__Exercise brief__. Below are records; count the lines in them that hold "after" and give only the count.

▼

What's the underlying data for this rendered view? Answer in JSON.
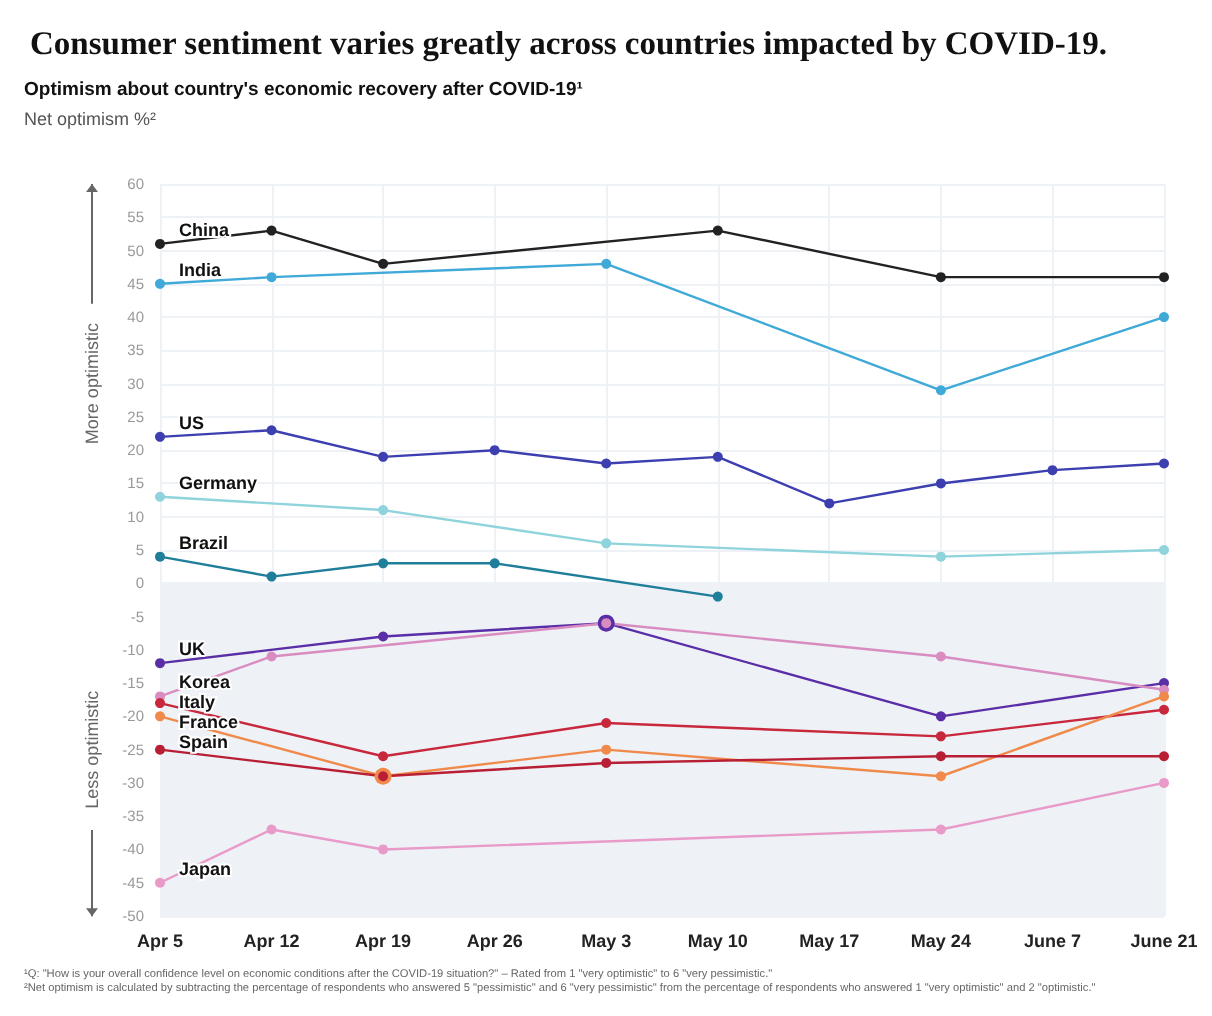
{
  "chart_data": {
    "type": "line",
    "title": "Consumer sentiment varies greatly across countries impacted by COVID-19.",
    "subtitle": "Optimism about country's economic recovery after COVID-19¹",
    "ylabel": "Net optimism %²",
    "categories": [
      "Apr 5",
      "Apr 12",
      "Apr 19",
      "Apr 26",
      "May 3",
      "May 10",
      "May 17",
      "May 24",
      "June 7",
      "June 21"
    ],
    "series": [
      {
        "name": "China",
        "color": "#222222",
        "values": [
          51,
          53,
          48,
          null,
          null,
          53,
          null,
          46,
          null,
          46
        ]
      },
      {
        "name": "India",
        "color": "#3fa9d8",
        "values": [
          45,
          46,
          null,
          null,
          48,
          null,
          null,
          29,
          null,
          40
        ]
      },
      {
        "name": "US",
        "color": "#3d3fb0",
        "values": [
          22,
          23,
          19,
          20,
          18,
          19,
          12,
          15,
          17,
          18
        ]
      },
      {
        "name": "Germany",
        "color": "#8fd3dc",
        "values": [
          13,
          null,
          11,
          null,
          6,
          null,
          null,
          4,
          null,
          5
        ]
      },
      {
        "name": "Brazil",
        "color": "#1f7f9a",
        "values": [
          4,
          1,
          3,
          3,
          null,
          -2,
          null,
          null,
          null,
          null
        ]
      },
      {
        "name": "UK",
        "color": "#5a2ea6",
        "values": [
          -12,
          null,
          -8,
          null,
          -6,
          null,
          null,
          -20,
          null,
          -15
        ]
      },
      {
        "name": "Korea",
        "color": "#d98cc0",
        "values": [
          -17,
          -11,
          null,
          null,
          -6,
          null,
          null,
          -11,
          null,
          -16
        ]
      },
      {
        "name": "Italy",
        "color": "#c8283c",
        "values": [
          -18,
          null,
          -26,
          null,
          -21,
          null,
          null,
          -23,
          null,
          -19
        ]
      },
      {
        "name": "France",
        "color": "#f08a4b",
        "values": [
          -20,
          null,
          -29,
          null,
          -25,
          null,
          null,
          -29,
          null,
          -17
        ]
      },
      {
        "name": "Spain",
        "color": "#b81f35",
        "values": [
          -25,
          null,
          -29,
          null,
          -27,
          null,
          null,
          -26,
          null,
          -26
        ]
      },
      {
        "name": "Japan",
        "color": "#e89ac8",
        "values": [
          -45,
          -37,
          -40,
          null,
          null,
          null,
          null,
          -37,
          null,
          -30
        ]
      }
    ],
    "ylim": [
      -50,
      60
    ],
    "yticks": [
      -50,
      -45,
      -40,
      -35,
      -30,
      -25,
      -20,
      -15,
      -10,
      -5,
      0,
      5,
      10,
      15,
      20,
      25,
      30,
      35,
      40,
      45,
      50,
      55,
      60
    ],
    "grid": true,
    "marker": "circle",
    "line_style": "solid",
    "bands": [
      {
        "axis": "y",
        "from": -50,
        "to": 0,
        "color": "#eef1f6"
      }
    ],
    "annotations": [
      "More optimistic",
      "Less optimistic",
      "¹Q: \"How is your overall confidence level on economic conditions after the COVID-19 situation?\" – Rated from 1 \"very optimistic\" to 6 \"very pessimistic.\"",
      "²Net optimism is calculated by subtracting the percentage of respondents who answered 5 \"pessimistic\" and 6 \"very pessimistic\" from the percentage of respondents who answered 1 \"very optimistic\" and 2 \"optimistic.\""
    ]
  }
}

▲

__Exercise answer__. 2